Referring now to FIG. 3, shown is an example 100 illustrating how a same data element may be stored in accordance with both a Little Endian word format and a Big Endian word format. Although the example 100 illustrates the difference in data formatting for a 16-bit word, the same formatting may be extended to data elements having additional bytes. Element 110 illustrates a Little Endian word format in which the least significant data byte is stored in the lowest memory address. As illustrated in 100, M corresponds to the most significant data byte. Element 120 illustrates a Big Endian word format where the most significant byte, M, is stored in the lowest memory address. Element 130 illustrates how hex word x1234 has its byte ordering reversed or “byte swapped” in accordance with a word format for a Little Endian representation and a Big Endian representation.

As previously described, it may be the case that a processor architecture of a first data storage system operates in accordance with a Big Endian representation for handling memory storage and a second different data storage system may operate in accordance with a Little Endian byte ordering when accessing locations in memory.

* _Information given_
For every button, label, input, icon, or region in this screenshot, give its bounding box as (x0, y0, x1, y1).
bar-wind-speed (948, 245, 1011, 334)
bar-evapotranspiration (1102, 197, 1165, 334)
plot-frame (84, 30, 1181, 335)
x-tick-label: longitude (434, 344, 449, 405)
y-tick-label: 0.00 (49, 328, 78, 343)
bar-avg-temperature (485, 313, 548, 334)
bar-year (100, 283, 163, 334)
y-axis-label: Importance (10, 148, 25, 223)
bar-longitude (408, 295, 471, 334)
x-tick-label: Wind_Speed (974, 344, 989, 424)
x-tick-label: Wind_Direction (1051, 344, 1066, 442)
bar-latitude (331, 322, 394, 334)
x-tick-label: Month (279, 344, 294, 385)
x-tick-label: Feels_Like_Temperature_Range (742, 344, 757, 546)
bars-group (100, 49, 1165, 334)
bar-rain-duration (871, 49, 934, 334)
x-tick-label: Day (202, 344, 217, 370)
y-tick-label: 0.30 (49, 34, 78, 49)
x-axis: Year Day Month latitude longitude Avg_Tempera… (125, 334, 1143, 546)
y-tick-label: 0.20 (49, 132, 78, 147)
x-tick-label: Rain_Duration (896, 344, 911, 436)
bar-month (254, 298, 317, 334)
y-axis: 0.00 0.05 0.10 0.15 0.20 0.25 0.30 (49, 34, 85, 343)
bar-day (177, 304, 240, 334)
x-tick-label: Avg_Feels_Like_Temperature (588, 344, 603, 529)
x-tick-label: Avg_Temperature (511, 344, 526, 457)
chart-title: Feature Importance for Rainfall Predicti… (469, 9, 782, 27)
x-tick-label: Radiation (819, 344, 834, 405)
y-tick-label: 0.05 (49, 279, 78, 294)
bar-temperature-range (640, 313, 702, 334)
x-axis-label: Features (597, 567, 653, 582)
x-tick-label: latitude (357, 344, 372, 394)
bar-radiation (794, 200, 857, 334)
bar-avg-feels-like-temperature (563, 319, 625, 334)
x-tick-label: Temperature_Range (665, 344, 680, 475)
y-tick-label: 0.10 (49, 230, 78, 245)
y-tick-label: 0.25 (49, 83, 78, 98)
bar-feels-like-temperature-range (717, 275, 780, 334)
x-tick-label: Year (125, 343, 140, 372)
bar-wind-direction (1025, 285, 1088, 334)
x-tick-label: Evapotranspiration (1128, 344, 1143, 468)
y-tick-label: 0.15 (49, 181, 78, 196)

* _Complete the following_
a) In the byte-ordering excerpt, which byte does the Big Endian word format store in the lowest memory address?
b) From the byte-ordering excerpt, copy the part that opens with the words containing "As previously described, it" and closes with "locations in memory.".

* _Outputs for the tasks_
a) The most significant byte, M.

b)
As previously described, it may be the case that a processor architecture of a first data storage system operates in accordance with a Big Endian representation for handling memory storage and a second different data storage system may operate in accordance with a Little Endian byte ordering when accessing locations in memory.